▼▼▼

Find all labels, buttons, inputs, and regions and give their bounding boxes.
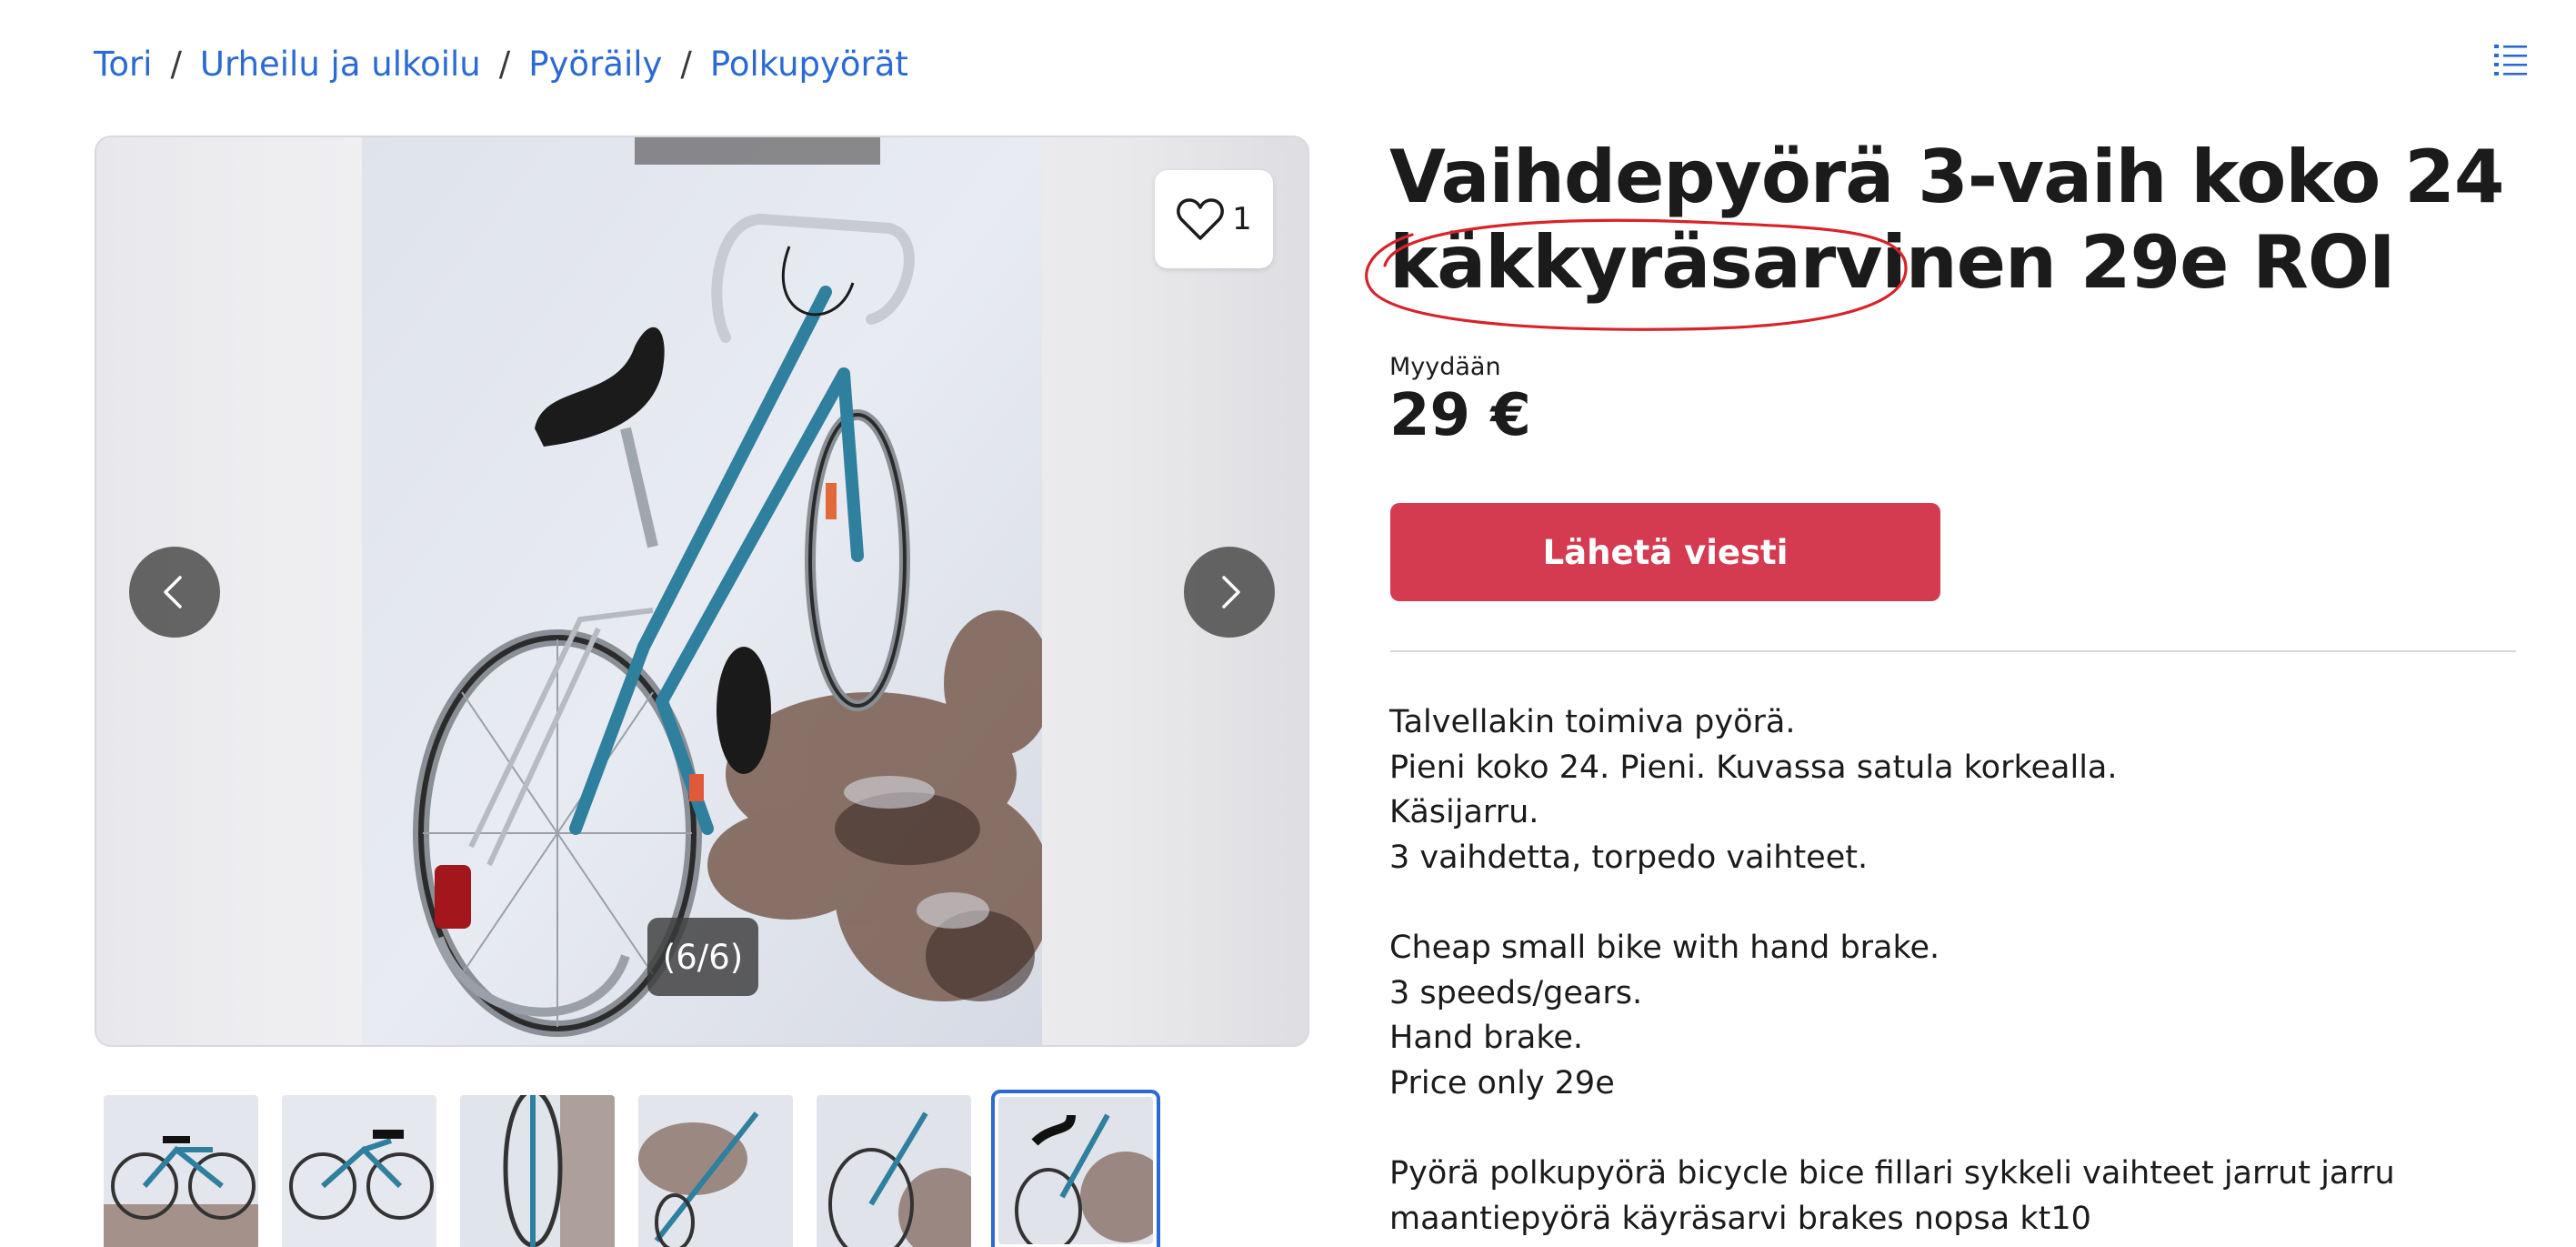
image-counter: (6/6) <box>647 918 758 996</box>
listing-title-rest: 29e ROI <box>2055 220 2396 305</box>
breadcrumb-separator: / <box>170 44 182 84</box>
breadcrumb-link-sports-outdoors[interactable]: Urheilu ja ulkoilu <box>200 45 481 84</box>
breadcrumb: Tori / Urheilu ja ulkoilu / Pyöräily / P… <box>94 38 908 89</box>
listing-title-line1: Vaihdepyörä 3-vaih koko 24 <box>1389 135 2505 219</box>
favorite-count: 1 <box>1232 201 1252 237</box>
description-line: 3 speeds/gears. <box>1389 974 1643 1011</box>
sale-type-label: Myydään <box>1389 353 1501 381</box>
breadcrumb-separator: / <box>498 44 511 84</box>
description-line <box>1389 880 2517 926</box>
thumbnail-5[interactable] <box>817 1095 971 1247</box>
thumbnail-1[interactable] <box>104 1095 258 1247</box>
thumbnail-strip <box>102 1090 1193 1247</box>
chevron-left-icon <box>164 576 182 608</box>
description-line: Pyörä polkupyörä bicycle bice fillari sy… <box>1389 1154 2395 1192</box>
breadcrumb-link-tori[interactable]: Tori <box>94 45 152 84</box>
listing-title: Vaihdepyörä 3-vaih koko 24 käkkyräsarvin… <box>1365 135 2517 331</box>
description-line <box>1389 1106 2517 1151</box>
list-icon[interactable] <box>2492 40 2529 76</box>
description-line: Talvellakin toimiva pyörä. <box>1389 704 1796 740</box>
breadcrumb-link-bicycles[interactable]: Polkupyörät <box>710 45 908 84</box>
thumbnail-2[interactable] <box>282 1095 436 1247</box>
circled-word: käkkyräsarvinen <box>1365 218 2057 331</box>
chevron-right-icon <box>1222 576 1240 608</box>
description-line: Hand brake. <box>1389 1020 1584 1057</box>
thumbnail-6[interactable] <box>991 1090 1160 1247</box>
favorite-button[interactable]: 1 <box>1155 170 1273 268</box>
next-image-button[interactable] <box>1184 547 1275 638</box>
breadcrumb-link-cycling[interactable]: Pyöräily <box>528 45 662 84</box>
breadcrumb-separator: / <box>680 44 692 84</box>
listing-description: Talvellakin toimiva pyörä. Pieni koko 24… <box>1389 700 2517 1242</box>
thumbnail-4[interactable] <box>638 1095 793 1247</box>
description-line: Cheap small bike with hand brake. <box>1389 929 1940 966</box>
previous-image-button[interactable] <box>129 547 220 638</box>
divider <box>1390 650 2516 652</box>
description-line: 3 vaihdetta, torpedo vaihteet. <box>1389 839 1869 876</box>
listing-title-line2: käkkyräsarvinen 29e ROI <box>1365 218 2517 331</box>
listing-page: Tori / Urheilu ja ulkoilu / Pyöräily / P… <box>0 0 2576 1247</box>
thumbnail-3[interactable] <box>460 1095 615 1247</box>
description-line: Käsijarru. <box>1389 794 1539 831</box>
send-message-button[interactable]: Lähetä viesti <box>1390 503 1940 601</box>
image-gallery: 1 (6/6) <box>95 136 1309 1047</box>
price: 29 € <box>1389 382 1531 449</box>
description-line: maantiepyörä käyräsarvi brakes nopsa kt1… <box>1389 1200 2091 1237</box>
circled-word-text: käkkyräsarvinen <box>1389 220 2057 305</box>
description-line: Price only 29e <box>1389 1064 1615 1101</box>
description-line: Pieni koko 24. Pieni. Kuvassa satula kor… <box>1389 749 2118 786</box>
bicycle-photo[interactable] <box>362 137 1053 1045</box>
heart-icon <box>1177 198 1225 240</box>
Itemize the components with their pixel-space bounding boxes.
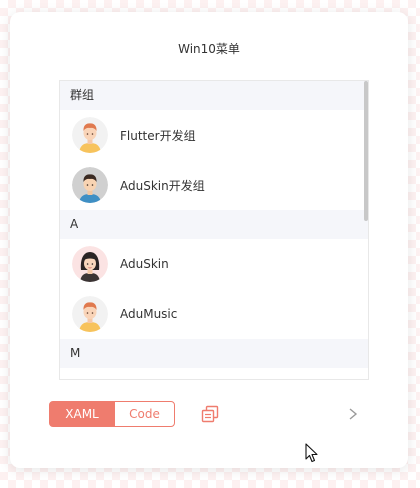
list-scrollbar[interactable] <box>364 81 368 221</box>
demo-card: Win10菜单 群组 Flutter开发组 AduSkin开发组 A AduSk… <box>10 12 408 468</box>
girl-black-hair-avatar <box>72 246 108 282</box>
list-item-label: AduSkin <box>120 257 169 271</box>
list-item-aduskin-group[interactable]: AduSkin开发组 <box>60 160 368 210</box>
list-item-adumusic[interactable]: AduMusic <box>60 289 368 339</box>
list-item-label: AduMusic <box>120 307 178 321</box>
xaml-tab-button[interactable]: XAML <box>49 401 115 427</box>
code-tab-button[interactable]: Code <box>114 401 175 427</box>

▲▲▲

_What you should do_:
Please reproduce all of the data above verbatim, leaving out the pictures.

_Answer to the exercise_:
Find all labels, buttons, inputs, and regions and give their bounding boxes.
image-counter: (6/6) <box>647 918 758 996</box>
listing-title-rest: 29e ROI <box>2055 220 2396 305</box>
breadcrumb-separator: / <box>170 44 182 84</box>
breadcrumb-link-sports-outdoors[interactable]: Urheilu ja ulkoilu <box>200 45 481 84</box>
breadcrumb: Tori / Urheilu ja ulkoilu / Pyöräily / P… <box>94 38 908 89</box>
listing-title-line1: Vaihdepyörä 3-vaih koko 24 <box>1389 135 2505 219</box>
favorite-count: 1 <box>1232 201 1252 237</box>
description-line: 3 speeds/gears. <box>1389 974 1643 1011</box>
sale-type-label: Myydään <box>1389 353 1501 381</box>
breadcrumb-separator: / <box>498 44 511 84</box>
description-line <box>1389 880 2517 926</box>
thumbnail-5[interactable] <box>817 1095 971 1247</box>
thumbnail-1[interactable] <box>104 1095 258 1247</box>
thumbnail-strip <box>102 1090 1193 1247</box>
chevron-left-icon <box>164 576 182 608</box>
description-line: Pyörä polkupyörä bicycle bice fillari sy… <box>1389 1154 2395 1192</box>
breadcrumb-link-tori[interactable]: Tori <box>94 45 152 84</box>
listing-title: Vaihdepyörä 3-vaih koko 24 käkkyräsarvin… <box>1365 135 2517 331</box>
description-line <box>1389 1106 2517 1151</box>
list-icon[interactable] <box>2492 40 2529 76</box>
description-line: Talvellakin toimiva pyörä. <box>1389 704 1796 740</box>
breadcrumb-link-bicycles[interactable]: Polkupyörät <box>710 45 908 84</box>
thumbnail-2[interactable] <box>282 1095 436 1247</box>
circled-word: käkkyräsarvinen <box>1365 218 2057 331</box>
chevron-right-icon <box>1222 576 1240 608</box>
description-line: Hand brake. <box>1389 1020 1584 1057</box>
thumbnail-6[interactable] <box>991 1090 1160 1247</box>
favorite-button[interactable]: 1 <box>1155 170 1273 268</box>
next-image-button[interactable] <box>1184 547 1275 638</box>
breadcrumb-link-cycling[interactable]: Pyöräily <box>528 45 662 84</box>
breadcrumb-separator: / <box>680 44 692 84</box>
listing-description: Talvellakin toimiva pyörä. Pieni koko 24… <box>1389 700 2517 1242</box>
thumbnail-4[interactable] <box>638 1095 793 1247</box>
description-line: Cheap small bike with hand brake. <box>1389 929 1940 966</box>
previous-image-button[interactable] <box>129 547 220 638</box>
divider <box>1390 650 2516 652</box>
description-line: 3 vaihdetta, torpedo vaihteet. <box>1389 839 1869 876</box>
listing-title-line2: käkkyräsarvinen 29e ROI <box>1365 218 2517 331</box>
listing-page: Tori / Urheilu ja ulkoilu / Pyöräily / P… <box>0 0 2576 1247</box>
thumbnail-3[interactable] <box>460 1095 615 1247</box>
description-line: Käsijarru. <box>1389 794 1539 831</box>
send-message-button[interactable]: Lähetä viesti <box>1390 503 1940 601</box>
image-gallery: 1 (6/6) <box>95 136 1309 1047</box>
price: 29 € <box>1389 382 1531 449</box>
description-line: maantiepyörä käyräsarvi brakes nopsa kt1… <box>1389 1200 2091 1237</box>
circled-word-text: käkkyräsarvinen <box>1389 220 2057 305</box>
description-line: Price only 29e <box>1389 1064 1615 1101</box>
description-line: Pieni koko 24. Pieni. Kuvassa satula kor… <box>1389 749 2118 786</box>
bicycle-photo[interactable] <box>362 137 1053 1045</box>
heart-icon <box>1177 198 1225 240</box>
Itemize the components with their pixel-space bounding boxes.
list-scrollbar[interactable] <box>364 81 368 221</box>
demo-card: Win10菜单 群组 Flutter开发组 AduSkin开发组 A AduSk… <box>10 12 408 468</box>
girl-black-hair-avatar <box>72 246 108 282</box>
list-item-label: AduSkin <box>120 257 169 271</box>
list-item-aduskin-group[interactable]: AduSkin开发组 <box>60 160 368 210</box>
list-item-adumusic[interactable]: AduMusic <box>60 289 368 339</box>
list-item-label: AduMusic <box>120 307 178 321</box>
xaml-tab-button[interactable]: XAML <box>49 401 115 427</box>
code-tab-button[interactable]: Code <box>114 401 175 427</box>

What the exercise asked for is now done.